WRITTEN TASK: Print the entire listing. Each line must match the original exactly.

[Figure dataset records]
⟨
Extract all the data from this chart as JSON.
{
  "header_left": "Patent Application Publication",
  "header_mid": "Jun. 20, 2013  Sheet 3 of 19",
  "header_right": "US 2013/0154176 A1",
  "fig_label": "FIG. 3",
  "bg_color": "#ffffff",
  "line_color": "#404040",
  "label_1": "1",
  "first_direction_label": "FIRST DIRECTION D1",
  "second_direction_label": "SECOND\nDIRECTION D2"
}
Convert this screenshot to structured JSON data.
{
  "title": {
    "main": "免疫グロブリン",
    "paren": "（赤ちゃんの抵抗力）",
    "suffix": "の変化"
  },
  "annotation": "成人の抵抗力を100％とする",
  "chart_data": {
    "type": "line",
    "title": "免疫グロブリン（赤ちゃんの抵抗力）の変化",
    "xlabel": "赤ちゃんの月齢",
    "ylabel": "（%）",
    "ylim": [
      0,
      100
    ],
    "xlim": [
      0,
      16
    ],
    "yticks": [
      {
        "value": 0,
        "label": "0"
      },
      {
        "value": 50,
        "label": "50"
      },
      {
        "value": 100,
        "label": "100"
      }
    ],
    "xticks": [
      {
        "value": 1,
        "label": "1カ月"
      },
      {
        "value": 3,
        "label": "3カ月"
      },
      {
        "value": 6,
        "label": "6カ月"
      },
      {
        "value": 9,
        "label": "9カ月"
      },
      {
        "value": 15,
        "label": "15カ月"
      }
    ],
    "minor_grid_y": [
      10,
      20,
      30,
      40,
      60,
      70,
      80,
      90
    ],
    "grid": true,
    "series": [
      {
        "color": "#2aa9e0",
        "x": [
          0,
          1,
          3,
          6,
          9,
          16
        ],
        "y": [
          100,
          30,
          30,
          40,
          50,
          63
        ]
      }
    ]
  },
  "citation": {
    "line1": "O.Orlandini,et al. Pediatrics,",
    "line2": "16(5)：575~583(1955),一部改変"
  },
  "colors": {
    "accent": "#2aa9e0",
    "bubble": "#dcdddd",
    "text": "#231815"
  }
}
⟩
RESULT OF THE TASK:
Extract all the data from this chart as JSON.
{
  "header_left": "Patent Application Publication",
  "header_mid": "Jun. 20, 2013  Sheet 3 of 19",
  "header_right": "US 2013/0154176 A1",
  "fig_label": "FIG. 3",
  "bg_color": "#ffffff",
  "line_color": "#404040",
  "label_1": "1",
  "first_direction_label": "FIRST DIRECTION D1",
  "second_direction_label": "SECOND\nDIRECTION D2"
}
Convert this screenshot to structured JSON data.
{
  "title": {
    "main": "免疫グロブリン",
    "paren": "（赤ちゃんの抵抗力）",
    "suffix": "の変化"
  },
  "annotation": "成人の抵抗力を100％とする",
  "chart_data": {
    "type": "line",
    "title": "免疫グロブリン（赤ちゃんの抵抗力）の変化",
    "xlabel": "赤ちゃんの月齢",
    "ylabel": "（%）",
    "ylim": [
      0,
      100
    ],
    "xlim": [
      0,
      16
    ],
    "yticks": [
      {
        "value": 0,
        "label": "0"
      },
      {
        "value": 50,
        "label": "50"
      },
      {
        "value": 100,
        "label": "100"
      }
    ],
    "xticks": [
      {
        "value": 1,
        "label": "1カ月"
      },
      {
        "value": 3,
        "label": "3カ月"
      },
      {
        "value": 6,
        "label": "6カ月"
      },
      {
        "value": 9,
        "label": "9カ月"
      },
      {
        "value": 15,
        "label": "15カ月"
      }
    ],
    "minor_grid_y": [
      10,
      20,
      30,
      40,
      60,
      70,
      80,
      90
    ],
    "grid": true,
    "series": [
      {
        "color": "#2aa9e0",
        "x": [
          0,
          1,
          3,
          6,
          9,
          16
        ],
        "y": [
          100,
          30,
          30,
          40,
          50,
          63
        ]
      }
    ]
  },
  "citation": {
    "line1": "O.Orlandini,et al. Pediatrics,",
    "line2": "16(5)：575~583(1955),一部改変"
  },
  "colors": {
    "accent": "#2aa9e0",
    "bubble": "#dcdddd",
    "text": "#231815"
  }
}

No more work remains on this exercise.